--- begin ---

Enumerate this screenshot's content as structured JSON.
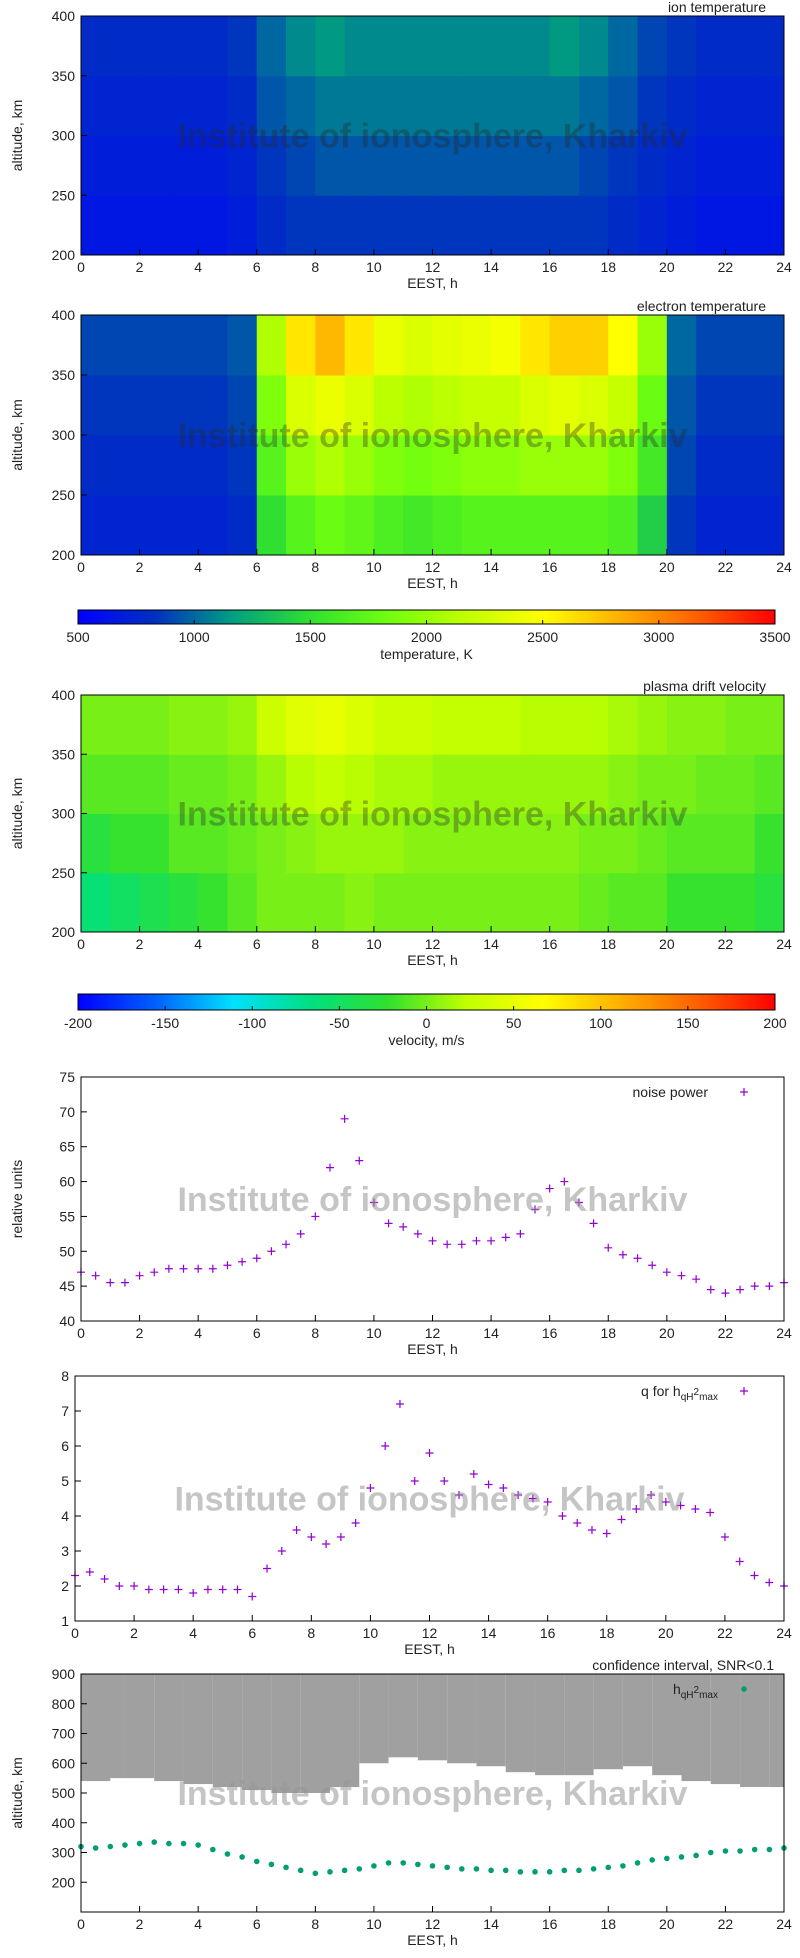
{
  "chart_data": [
    {
      "type": "heatmap",
      "title": "ion temperature",
      "watermark": "Institute of ionosphere, Kharkiv",
      "xlabel": "EEST, h",
      "ylabel": "altitude, km",
      "xlim": [
        0,
        24
      ],
      "ylim": [
        200,
        400
      ],
      "xticks": [
        0,
        2,
        4,
        6,
        8,
        10,
        12,
        14,
        16,
        18,
        20,
        22,
        24
      ],
      "yticks": [
        200,
        250,
        300,
        350,
        400
      ],
      "zlim": [
        500,
        3500
      ],
      "colormap": [
        "#0000ff",
        "#0030c0",
        "#00a080",
        "#30e030",
        "#70ff10",
        "#c0ff00",
        "#ffff00",
        "#ffb000",
        "#ff6000",
        "#ff0000"
      ],
      "z": [
        [
          650,
          650,
          650,
          650,
          650,
          700,
          800,
          850,
          850,
          850,
          850,
          850,
          850,
          850,
          850,
          850,
          850,
          850,
          800,
          750,
          700,
          650,
          650,
          650
        ],
        [
          700,
          700,
          700,
          700,
          700,
          750,
          850,
          900,
          950,
          950,
          950,
          950,
          950,
          950,
          950,
          950,
          950,
          900,
          850,
          800,
          750,
          700,
          700,
          700
        ],
        [
          750,
          750,
          750,
          750,
          750,
          800,
          950,
          1000,
          1050,
          1050,
          1050,
          1050,
          1050,
          1050,
          1050,
          1050,
          1050,
          1000,
          950,
          850,
          800,
          750,
          750,
          750
        ],
        [
          800,
          800,
          800,
          800,
          800,
          850,
          1000,
          1100,
          1150,
          1100,
          1100,
          1100,
          1100,
          1100,
          1100,
          1100,
          1150,
          1100,
          1000,
          900,
          850,
          800,
          800,
          800
        ]
      ]
    },
    {
      "type": "heatmap",
      "title": "electron temperature",
      "watermark": "Institute of ionosphere, Kharkiv",
      "xlabel": "EEST, h",
      "ylabel": "altitude, km",
      "xlim": [
        0,
        24
      ],
      "ylim": [
        200,
        400
      ],
      "xticks": [
        0,
        2,
        4,
        6,
        8,
        10,
        12,
        14,
        16,
        18,
        20,
        22,
        24
      ],
      "yticks": [
        200,
        250,
        300,
        350,
        400
      ],
      "zlim": [
        500,
        3500
      ],
      "colormap": [
        "#0000ff",
        "#0030c0",
        "#00a080",
        "#30e030",
        "#70ff10",
        "#c0ff00",
        "#ffff00",
        "#ffb000",
        "#ff6000",
        "#ff0000"
      ],
      "z": [
        [
          750,
          750,
          750,
          750,
          750,
          800,
          1500,
          1700,
          1800,
          1750,
          1650,
          1600,
          1650,
          1700,
          1700,
          1700,
          1700,
          1700,
          1650,
          1400,
          850,
          750,
          750,
          750
        ],
        [
          800,
          800,
          800,
          800,
          800,
          850,
          1700,
          2000,
          2100,
          2000,
          1900,
          1850,
          1900,
          1950,
          1950,
          2000,
          2000,
          2000,
          1900,
          1600,
          900,
          800,
          800,
          800
        ],
        [
          850,
          850,
          850,
          850,
          850,
          900,
          1900,
          2300,
          2400,
          2300,
          2150,
          2100,
          2150,
          2200,
          2200,
          2300,
          2350,
          2300,
          2200,
          1800,
          950,
          850,
          850,
          850
        ],
        [
          900,
          900,
          900,
          900,
          900,
          950,
          2100,
          2600,
          2800,
          2600,
          2400,
          2300,
          2350,
          2400,
          2450,
          2600,
          2700,
          2700,
          2500,
          2000,
          1000,
          900,
          900,
          900
        ]
      ]
    },
    {
      "type": "colorbar",
      "label": "temperature, K",
      "lim": [
        500,
        3500
      ],
      "ticks": [
        500,
        1000,
        1500,
        2000,
        2500,
        3000,
        3500
      ],
      "colormap": [
        "#0000ff",
        "#0030c0",
        "#00a080",
        "#30e030",
        "#70ff10",
        "#c0ff00",
        "#ffff00",
        "#ffb000",
        "#ff6000",
        "#ff0000"
      ]
    },
    {
      "type": "heatmap",
      "title": "plasma drift velocity",
      "watermark": "Institute of ionosphere, Kharkiv",
      "xlabel": "EEST, h",
      "ylabel": "altitude, km",
      "xlim": [
        0,
        24
      ],
      "ylim": [
        200,
        400
      ],
      "xticks": [
        0,
        2,
        4,
        6,
        8,
        10,
        12,
        14,
        16,
        18,
        20,
        22,
        24
      ],
      "yticks": [
        200,
        250,
        300,
        350,
        400
      ],
      "zlim": [
        -200,
        200
      ],
      "colormap": [
        "#0000ff",
        "#0060ff",
        "#00e0ff",
        "#00e080",
        "#30e030",
        "#c0ff00",
        "#ffff00",
        "#ffb000",
        "#ff6000",
        "#ff0000"
      ],
      "z": [
        [
          -60,
          -50,
          -40,
          -30,
          -20,
          -10,
          0,
          0,
          0,
          5,
          0,
          0,
          0,
          0,
          0,
          0,
          0,
          -5,
          -10,
          -10,
          -20,
          -20,
          -20,
          -30
        ],
        [
          -30,
          -20,
          -20,
          -10,
          -10,
          -5,
          0,
          5,
          10,
          10,
          10,
          5,
          5,
          5,
          5,
          5,
          5,
          0,
          0,
          -5,
          -10,
          -10,
          -10,
          -20
        ],
        [
          -10,
          -10,
          -10,
          -5,
          -5,
          0,
          10,
          20,
          25,
          20,
          15,
          15,
          10,
          10,
          10,
          10,
          10,
          10,
          5,
          0,
          0,
          -5,
          -5,
          -10
        ],
        [
          0,
          0,
          0,
          5,
          5,
          10,
          30,
          45,
          50,
          40,
          30,
          30,
          25,
          25,
          25,
          20,
          20,
          20,
          15,
          10,
          5,
          5,
          0,
          0
        ]
      ]
    },
    {
      "type": "colorbar",
      "label": "velocity, m/s",
      "lim": [
        -200,
        200
      ],
      "ticks": [
        -200,
        -150,
        -100,
        -50,
        0,
        50,
        100,
        150,
        200
      ],
      "colormap": [
        "#0000ff",
        "#0060ff",
        "#00e0ff",
        "#00e080",
        "#30e030",
        "#c0ff00",
        "#ffff00",
        "#ffb000",
        "#ff6000",
        "#ff0000"
      ]
    },
    {
      "type": "scatter",
      "watermark": "Institute of ionosphere, Kharkiv",
      "xlabel": "EEST, h",
      "ylabel": "relative units",
      "xlim": [
        0,
        24
      ],
      "ylim": [
        40,
        75
      ],
      "xticks": [
        0,
        2,
        4,
        6,
        8,
        10,
        12,
        14,
        16,
        18,
        20,
        22,
        24
      ],
      "yticks": [
        40,
        45,
        50,
        55,
        60,
        65,
        70,
        75
      ],
      "series": [
        {
          "name": "noise power",
          "color": "#9400d3",
          "marker": "+",
          "x": [
            0,
            0.5,
            1,
            1.5,
            2,
            2.5,
            3,
            3.5,
            4,
            4.5,
            5,
            5.5,
            6,
            6.5,
            7,
            7.5,
            8,
            8.5,
            9,
            9.5,
            10,
            10.5,
            11,
            11.5,
            12,
            12.5,
            13,
            13.5,
            14,
            14.5,
            15,
            15.5,
            16,
            16.5,
            17,
            17.5,
            18,
            18.5,
            19,
            19.5,
            20,
            20.5,
            21,
            21.5,
            22,
            22.5,
            23,
            23.5,
            24
          ],
          "values": [
            47,
            46.5,
            45.5,
            45.5,
            46.5,
            47,
            47.5,
            47.5,
            47.5,
            47.5,
            48,
            48.5,
            49,
            50,
            51,
            52.5,
            55,
            62,
            69,
            63,
            57,
            54,
            53.5,
            52.5,
            51.5,
            51,
            51,
            51.5,
            51.5,
            52,
            52.5,
            56,
            59,
            60,
            57,
            54,
            50.5,
            49.5,
            49,
            48,
            47,
            46.5,
            46,
            44.5,
            44,
            44.5,
            45,
            45,
            45.5
          ]
        }
      ]
    },
    {
      "type": "scatter",
      "watermark": "Institute of ionosphere, Kharkiv",
      "xlabel": "EEST, h",
      "xlim": [
        0,
        24
      ],
      "ylim": [
        1,
        8
      ],
      "xticks": [
        0,
        2,
        4,
        6,
        8,
        10,
        12,
        14,
        16,
        18,
        20,
        22,
        24
      ],
      "yticks": [
        1,
        2,
        3,
        4,
        5,
        6,
        7,
        8
      ],
      "series": [
        {
          "name_parts": [
            "q for h",
            "qH",
            "2",
            "max"
          ],
          "color": "#9400d3",
          "marker": "+",
          "x": [
            0,
            0.5,
            1,
            1.5,
            2,
            2.5,
            3,
            3.5,
            4,
            4.5,
            5,
            5.5,
            6,
            6.5,
            7,
            7.5,
            8,
            8.5,
            9,
            9.5,
            10,
            10.5,
            11,
            11.5,
            12,
            12.5,
            13,
            13.5,
            14,
            14.5,
            15,
            15.5,
            16,
            16.5,
            17,
            17.5,
            18,
            18.5,
            19,
            19.5,
            20,
            20.5,
            21,
            21.5,
            22,
            22.5,
            23,
            23.5,
            24
          ],
          "values": [
            2.3,
            2.4,
            2.2,
            2.0,
            2.0,
            1.9,
            1.9,
            1.9,
            1.8,
            1.9,
            1.9,
            1.9,
            1.7,
            2.5,
            3.0,
            3.6,
            3.4,
            3.2,
            3.4,
            3.8,
            4.8,
            6.0,
            7.2,
            5.0,
            5.8,
            5.0,
            4.6,
            5.2,
            4.9,
            4.8,
            4.6,
            4.5,
            4.4,
            4.0,
            3.8,
            3.6,
            3.5,
            3.9,
            4.2,
            4.6,
            4.4,
            4.3,
            4.2,
            4.1,
            3.4,
            2.7,
            2.3,
            2.1,
            2.0
          ]
        }
      ]
    },
    {
      "type": "scatter",
      "watermark": "Institute of ionosphere, Kharkiv",
      "xlabel": "EEST, h",
      "ylabel": "altitude, km",
      "xlim": [
        0,
        24
      ],
      "ylim": [
        100,
        900
      ],
      "xticks": [
        0,
        2,
        4,
        6,
        8,
        10,
        12,
        14,
        16,
        18,
        20,
        22,
        24
      ],
      "yticks": [
        200,
        300,
        400,
        500,
        600,
        700,
        800,
        900
      ],
      "series": [
        {
          "name": "confidence interval, SNR<0.1",
          "color": "#a0a0a0",
          "marker": "band",
          "x": [
            0,
            1,
            2,
            3,
            4,
            5,
            6,
            7,
            8,
            9,
            10,
            11,
            12,
            13,
            14,
            15,
            16,
            17,
            18,
            19,
            20,
            21,
            22,
            23,
            24
          ],
          "values": [
            540,
            550,
            550,
            540,
            530,
            520,
            510,
            500,
            500,
            520,
            600,
            620,
            610,
            600,
            590,
            570,
            560,
            560,
            580,
            590,
            560,
            540,
            530,
            520,
            520
          ]
        },
        {
          "name_parts": [
            "h",
            "qH",
            "2",
            "max"
          ],
          "color": "#009e73",
          "marker": "dot",
          "x": [
            0,
            0.5,
            1,
            1.5,
            2,
            2.5,
            3,
            3.5,
            4,
            4.5,
            5,
            5.5,
            6,
            6.5,
            7,
            7.5,
            8,
            8.5,
            9,
            9.5,
            10,
            10.5,
            11,
            11.5,
            12,
            12.5,
            13,
            13.5,
            14,
            14.5,
            15,
            15.5,
            16,
            16.5,
            17,
            17.5,
            18,
            18.5,
            19,
            19.5,
            20,
            20.5,
            21,
            21.5,
            22,
            22.5,
            23,
            23.5,
            24
          ],
          "values": [
            320,
            315,
            320,
            325,
            330,
            335,
            330,
            330,
            325,
            310,
            295,
            285,
            270,
            260,
            250,
            240,
            230,
            235,
            240,
            245,
            255,
            265,
            265,
            260,
            255,
            250,
            245,
            245,
            240,
            240,
            235,
            235,
            235,
            240,
            240,
            245,
            250,
            255,
            265,
            275,
            280,
            285,
            290,
            300,
            305,
            305,
            310,
            310,
            315
          ]
        }
      ]
    }
  ]
}
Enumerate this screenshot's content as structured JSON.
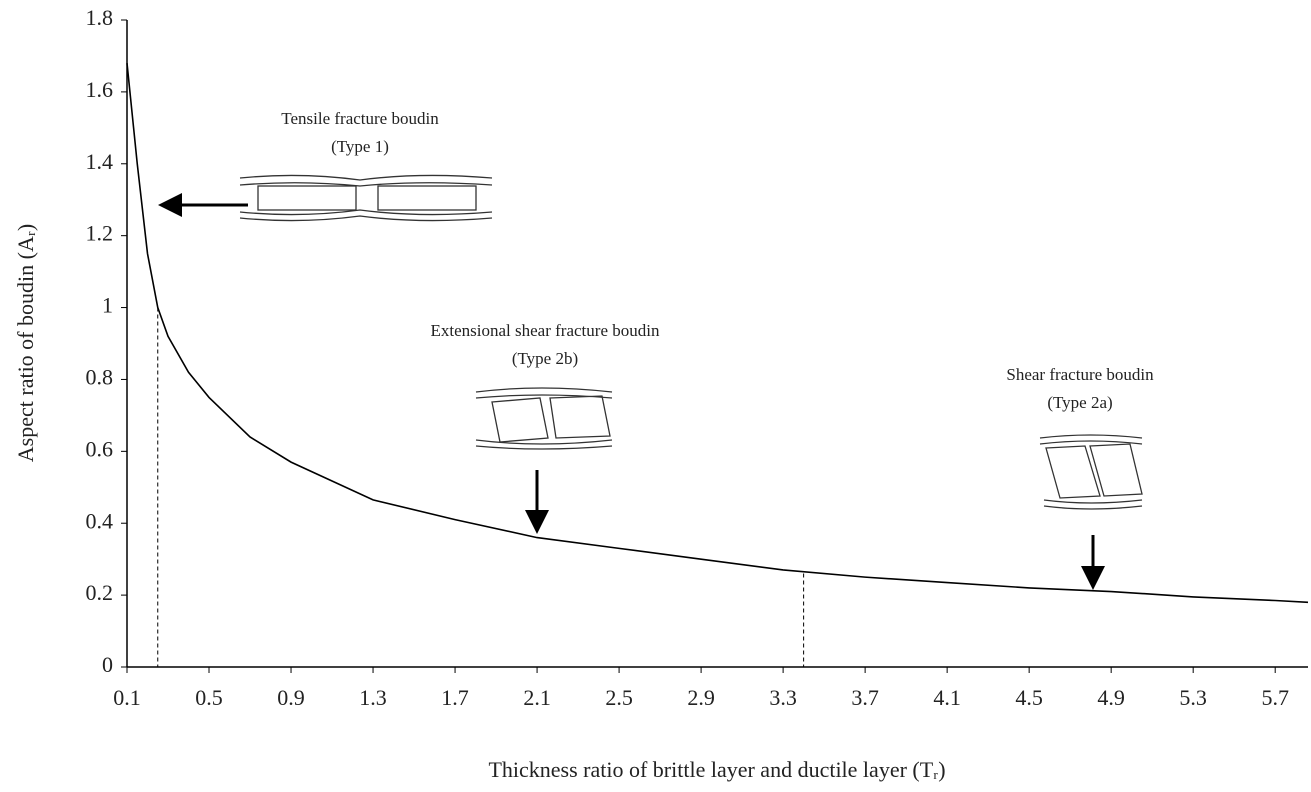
{
  "chart_data": {
    "type": "line",
    "xlabel": "Thickness ratio of brittle layer and ductile layer (Tᵣ)",
    "ylabel": "Aspect ratio of boudin (Aᵣ)",
    "x": [
      0.1,
      0.15,
      0.2,
      0.25,
      0.3,
      0.4,
      0.5,
      0.7,
      0.9,
      1.3,
      1.7,
      2.1,
      2.5,
      2.9,
      3.3,
      3.7,
      4.1,
      4.5,
      4.9,
      5.3,
      5.7,
      5.86
    ],
    "series": [
      {
        "color": "#000000",
        "values": [
          1.68,
          1.4,
          1.15,
          1.0,
          0.92,
          0.82,
          0.75,
          0.64,
          0.57,
          0.465,
          0.41,
          0.36,
          0.33,
          0.3,
          0.27,
          0.25,
          0.235,
          0.22,
          0.21,
          0.195,
          0.185,
          0.18
        ]
      }
    ],
    "reference_lines": [
      {
        "x": 0.25,
        "y": 1.0
      },
      {
        "x": 3.4,
        "y": 0.26
      }
    ],
    "annotations": [
      {
        "title": "Tensile fracture boudin",
        "subtitle": "(Type 1)"
      },
      {
        "title": "Extensional shear fracture boudin",
        "subtitle": "(Type 2b)"
      },
      {
        "title": "Shear fracture boudin",
        "subtitle": "(Type 2a)"
      }
    ],
    "xlim": [
      0.1,
      5.86
    ],
    "ylim": [
      0,
      1.8
    ],
    "xticks": [
      0.1,
      0.5,
      0.9,
      1.3,
      1.7,
      2.1,
      2.5,
      2.9,
      3.3,
      3.7,
      4.1,
      4.5,
      4.9,
      5.3,
      5.7
    ],
    "yticks": [
      0,
      0.2,
      0.4,
      0.6,
      0.8,
      1,
      1.2,
      1.4,
      1.6,
      1.8
    ]
  }
}
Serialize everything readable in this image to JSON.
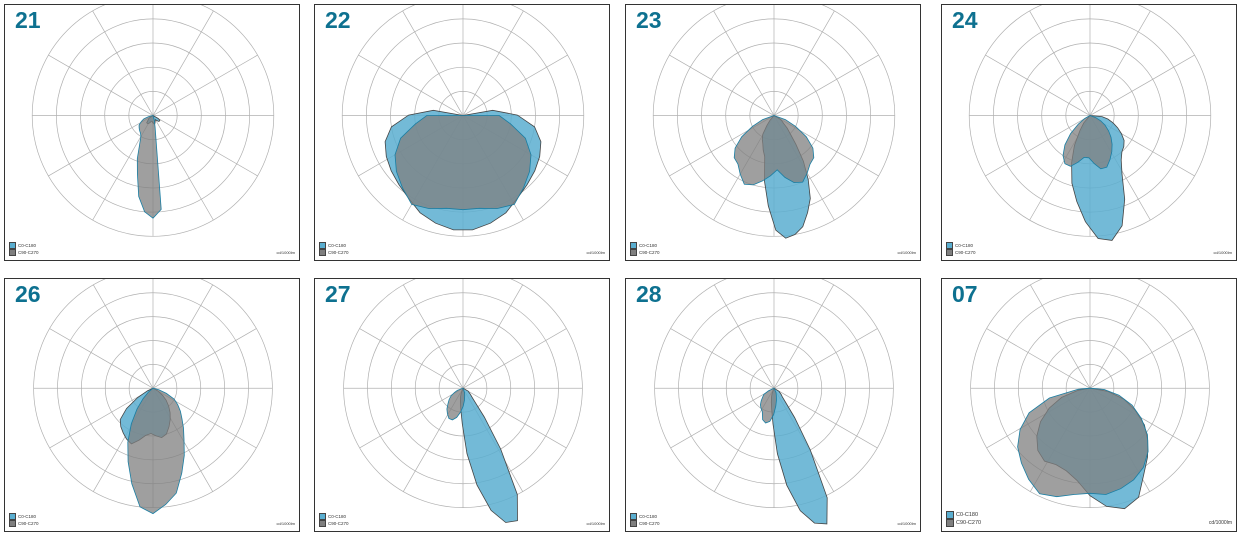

--- end ---

Given request: Pull every line holding "ratio" out of the records.

Complete answer:
    "xlabel": "Thickness ratio of brittle layer and ductile layer (Tᵣ)",
    "ylabel": "Aspect ratio of boudin (Aᵣ)",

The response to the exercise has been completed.